#### DATA PROVIDED:
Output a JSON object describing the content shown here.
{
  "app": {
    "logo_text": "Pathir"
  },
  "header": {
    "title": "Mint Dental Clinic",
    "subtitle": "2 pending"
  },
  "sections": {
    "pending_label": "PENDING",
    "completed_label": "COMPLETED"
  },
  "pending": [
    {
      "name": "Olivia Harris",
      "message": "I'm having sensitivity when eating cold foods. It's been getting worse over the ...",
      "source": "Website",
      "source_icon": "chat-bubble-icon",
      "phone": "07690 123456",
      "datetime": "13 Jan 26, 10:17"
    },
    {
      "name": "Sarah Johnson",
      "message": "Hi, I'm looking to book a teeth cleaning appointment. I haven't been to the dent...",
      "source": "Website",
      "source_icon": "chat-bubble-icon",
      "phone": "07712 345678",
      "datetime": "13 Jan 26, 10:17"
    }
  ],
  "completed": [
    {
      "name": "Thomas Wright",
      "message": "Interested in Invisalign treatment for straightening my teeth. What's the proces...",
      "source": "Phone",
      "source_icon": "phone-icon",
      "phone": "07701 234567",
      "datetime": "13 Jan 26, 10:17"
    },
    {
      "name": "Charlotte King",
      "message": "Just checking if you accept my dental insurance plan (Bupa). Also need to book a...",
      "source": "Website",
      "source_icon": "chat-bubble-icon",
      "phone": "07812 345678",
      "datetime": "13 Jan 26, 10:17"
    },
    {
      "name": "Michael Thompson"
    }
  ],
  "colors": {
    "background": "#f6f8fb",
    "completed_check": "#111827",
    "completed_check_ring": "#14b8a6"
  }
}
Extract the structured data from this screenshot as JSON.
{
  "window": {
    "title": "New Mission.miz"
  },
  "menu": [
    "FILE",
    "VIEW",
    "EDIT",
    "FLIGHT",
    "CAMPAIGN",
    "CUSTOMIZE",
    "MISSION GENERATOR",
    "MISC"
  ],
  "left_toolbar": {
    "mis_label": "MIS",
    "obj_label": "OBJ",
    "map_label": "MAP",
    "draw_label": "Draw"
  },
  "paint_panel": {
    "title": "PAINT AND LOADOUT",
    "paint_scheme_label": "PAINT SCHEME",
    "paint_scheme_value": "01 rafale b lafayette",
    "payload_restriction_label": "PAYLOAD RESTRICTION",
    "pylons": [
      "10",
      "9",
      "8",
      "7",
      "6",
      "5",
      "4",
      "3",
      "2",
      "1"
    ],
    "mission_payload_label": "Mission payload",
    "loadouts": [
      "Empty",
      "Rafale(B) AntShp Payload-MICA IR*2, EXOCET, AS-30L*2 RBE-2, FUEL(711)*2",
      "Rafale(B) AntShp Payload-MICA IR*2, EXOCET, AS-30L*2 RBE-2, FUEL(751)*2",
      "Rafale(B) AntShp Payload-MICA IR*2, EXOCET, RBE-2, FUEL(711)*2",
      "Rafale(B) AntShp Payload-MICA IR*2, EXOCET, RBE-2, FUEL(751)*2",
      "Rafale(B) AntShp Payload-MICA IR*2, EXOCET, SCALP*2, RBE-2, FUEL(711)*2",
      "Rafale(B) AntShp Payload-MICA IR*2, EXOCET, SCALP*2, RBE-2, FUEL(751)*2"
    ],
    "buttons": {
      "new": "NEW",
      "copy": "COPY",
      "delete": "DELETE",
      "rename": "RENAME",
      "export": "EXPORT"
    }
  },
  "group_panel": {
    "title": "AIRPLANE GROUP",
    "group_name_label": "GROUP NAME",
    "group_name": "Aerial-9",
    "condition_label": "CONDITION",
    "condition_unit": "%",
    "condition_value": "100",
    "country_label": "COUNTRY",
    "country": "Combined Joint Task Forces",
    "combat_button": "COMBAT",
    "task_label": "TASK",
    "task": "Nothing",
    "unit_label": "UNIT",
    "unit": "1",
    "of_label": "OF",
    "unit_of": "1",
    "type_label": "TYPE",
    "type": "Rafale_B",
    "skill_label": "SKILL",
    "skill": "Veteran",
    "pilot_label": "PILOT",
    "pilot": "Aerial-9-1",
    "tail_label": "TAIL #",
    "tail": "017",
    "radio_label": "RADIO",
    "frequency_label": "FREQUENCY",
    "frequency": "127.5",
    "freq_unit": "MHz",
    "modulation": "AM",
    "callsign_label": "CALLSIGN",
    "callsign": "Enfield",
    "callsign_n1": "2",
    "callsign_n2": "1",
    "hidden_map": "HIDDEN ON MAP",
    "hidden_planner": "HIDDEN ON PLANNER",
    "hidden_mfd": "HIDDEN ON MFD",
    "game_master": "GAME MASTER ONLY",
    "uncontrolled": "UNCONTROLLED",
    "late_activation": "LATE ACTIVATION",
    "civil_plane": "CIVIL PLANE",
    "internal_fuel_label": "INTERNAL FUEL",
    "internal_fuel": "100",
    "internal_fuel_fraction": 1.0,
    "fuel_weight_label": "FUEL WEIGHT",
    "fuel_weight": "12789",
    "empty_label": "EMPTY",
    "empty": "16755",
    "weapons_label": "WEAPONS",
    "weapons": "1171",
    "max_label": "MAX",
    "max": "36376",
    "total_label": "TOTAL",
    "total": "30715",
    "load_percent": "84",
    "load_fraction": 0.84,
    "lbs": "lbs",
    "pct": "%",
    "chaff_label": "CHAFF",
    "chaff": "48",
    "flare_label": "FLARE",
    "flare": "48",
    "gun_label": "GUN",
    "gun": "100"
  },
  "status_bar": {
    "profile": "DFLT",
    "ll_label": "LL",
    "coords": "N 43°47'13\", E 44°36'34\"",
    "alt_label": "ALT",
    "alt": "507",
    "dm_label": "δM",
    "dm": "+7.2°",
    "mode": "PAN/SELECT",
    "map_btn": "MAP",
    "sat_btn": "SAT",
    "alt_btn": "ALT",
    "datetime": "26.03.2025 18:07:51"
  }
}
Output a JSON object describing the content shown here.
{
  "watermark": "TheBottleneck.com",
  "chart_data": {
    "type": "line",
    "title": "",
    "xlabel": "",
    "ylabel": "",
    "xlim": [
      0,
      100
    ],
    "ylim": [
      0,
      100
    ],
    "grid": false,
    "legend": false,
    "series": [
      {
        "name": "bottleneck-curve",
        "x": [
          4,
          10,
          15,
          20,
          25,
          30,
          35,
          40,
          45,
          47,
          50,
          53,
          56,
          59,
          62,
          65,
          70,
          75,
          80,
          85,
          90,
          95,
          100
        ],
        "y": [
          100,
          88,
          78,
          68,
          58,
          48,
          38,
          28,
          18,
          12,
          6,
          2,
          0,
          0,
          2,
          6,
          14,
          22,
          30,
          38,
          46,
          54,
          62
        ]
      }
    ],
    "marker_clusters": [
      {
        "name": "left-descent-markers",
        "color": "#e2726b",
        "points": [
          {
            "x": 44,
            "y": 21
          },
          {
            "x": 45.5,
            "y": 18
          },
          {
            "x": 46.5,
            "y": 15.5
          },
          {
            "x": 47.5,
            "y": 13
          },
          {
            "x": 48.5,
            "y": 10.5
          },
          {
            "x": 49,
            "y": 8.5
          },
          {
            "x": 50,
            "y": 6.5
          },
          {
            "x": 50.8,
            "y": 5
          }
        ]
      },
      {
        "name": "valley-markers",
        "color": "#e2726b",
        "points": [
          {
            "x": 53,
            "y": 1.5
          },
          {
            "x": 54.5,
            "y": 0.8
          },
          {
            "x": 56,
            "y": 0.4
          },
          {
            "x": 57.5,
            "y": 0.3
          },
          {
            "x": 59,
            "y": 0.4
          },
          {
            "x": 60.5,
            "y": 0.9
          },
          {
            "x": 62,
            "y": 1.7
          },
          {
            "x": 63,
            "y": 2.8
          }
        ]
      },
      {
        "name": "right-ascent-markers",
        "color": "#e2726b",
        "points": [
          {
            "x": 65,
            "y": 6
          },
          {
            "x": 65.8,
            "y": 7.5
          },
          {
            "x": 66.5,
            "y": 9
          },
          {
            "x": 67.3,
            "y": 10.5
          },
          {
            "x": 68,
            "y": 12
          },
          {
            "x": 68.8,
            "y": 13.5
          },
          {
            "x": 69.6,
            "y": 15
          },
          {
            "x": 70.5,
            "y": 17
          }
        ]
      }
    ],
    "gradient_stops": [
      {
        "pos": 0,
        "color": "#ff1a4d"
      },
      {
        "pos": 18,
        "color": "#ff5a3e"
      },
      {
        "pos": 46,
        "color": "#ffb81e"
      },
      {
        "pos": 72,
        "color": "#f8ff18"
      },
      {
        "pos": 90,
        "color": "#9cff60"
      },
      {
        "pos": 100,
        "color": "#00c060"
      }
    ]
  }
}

#### WHAT THIS TASK INVOLVES:
From the entries above, extract every line where the word "SCALP" appears.

#### RESULT OF THE EXERCISE:
      "Rafale(B) AntShp Payload-MICA IR*2, EXOCET, SCALP*2, RBE-2, FUEL(711)*2",
      "Rafale(B) AntShp Payload-MICA IR*2, EXOCET, SCALP*2, RBE-2, FUEL(751)*2"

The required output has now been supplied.